→ What to work on: Transcribe every line exactly and omit anything that is a picture.

(Stored data)
╔══

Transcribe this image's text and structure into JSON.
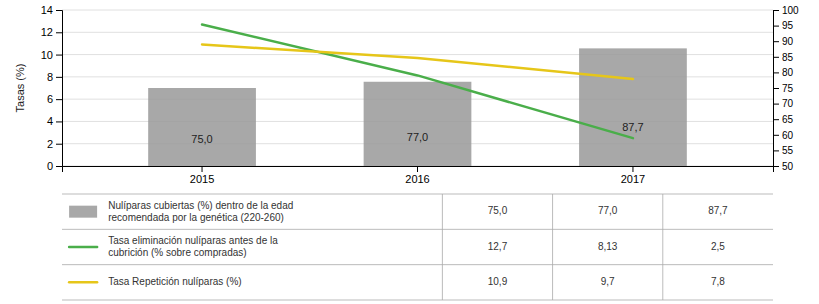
{
  "chart_data": {
    "type": "bar",
    "ylabel": "Tasas (%)",
    "categories": [
      "2015",
      "2016",
      "2017"
    ],
    "ylim": [
      0,
      14
    ],
    "yticks": [
      0,
      2,
      4,
      6,
      8,
      10,
      12,
      14
    ],
    "y2lim": [
      50,
      100
    ],
    "y2ticks": [
      50,
      55,
      60,
      65,
      70,
      75,
      80,
      85,
      90,
      95,
      100
    ],
    "grid": true,
    "series": [
      {
        "name": "Nulíparas cubiertas (%) dentro de la edad\nrecomendada por la genética (220-260)",
        "type": "bar",
        "axis": "y2",
        "color": "#999999",
        "values": [
          75.0,
          77.0,
          87.7
        ],
        "value_labels": [
          "75,0",
          "77,0",
          "87,7"
        ],
        "data_labels": true
      },
      {
        "name": "Tasa eliminación nulíparas antes de la\ncubrición (% sobre compradas)",
        "type": "line",
        "color": "#4aae4a",
        "values": [
          12.7,
          8.13,
          2.5
        ],
        "value_labels": [
          "12,7",
          "8,13",
          "2,5"
        ]
      },
      {
        "name": "Tasa Repetición nulíparas (%)",
        "type": "line",
        "color": "#e6c619",
        "values": [
          10.9,
          9.7,
          7.8
        ],
        "value_labels": [
          "10,9",
          "9,7",
          "7,8"
        ]
      }
    ]
  }
}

╚══

→ Full output:
Transcribe this image's text and structure into JSON.
{
  "chart_data": {
    "type": "bar",
    "ylabel": "Tasas (%)",
    "categories": [
      "2015",
      "2016",
      "2017"
    ],
    "ylim": [
      0,
      14
    ],
    "yticks": [
      0,
      2,
      4,
      6,
      8,
      10,
      12,
      14
    ],
    "y2lim": [
      50,
      100
    ],
    "y2ticks": [
      50,
      55,
      60,
      65,
      70,
      75,
      80,
      85,
      90,
      95,
      100
    ],
    "grid": true,
    "series": [
      {
        "name": "Nulíparas cubiertas (%) dentro de la edad\nrecomendada por la genética (220-260)",
        "type": "bar",
        "axis": "y2",
        "color": "#999999",
        "values": [
          75.0,
          77.0,
          87.7
        ],
        "value_labels": [
          "75,0",
          "77,0",
          "87,7"
        ],
        "data_labels": true
      },
      {
        "name": "Tasa eliminación nulíparas antes de la\ncubrición (% sobre compradas)",
        "type": "line",
        "color": "#4aae4a",
        "values": [
          12.7,
          8.13,
          2.5
        ],
        "value_labels": [
          "12,7",
          "8,13",
          "2,5"
        ]
      },
      {
        "name": "Tasa Repetición nulíparas (%)",
        "type": "line",
        "color": "#e6c619",
        "values": [
          10.9,
          9.7,
          7.8
        ],
        "value_labels": [
          "10,9",
          "9,7",
          "7,8"
        ]
      }
    ]
  }
}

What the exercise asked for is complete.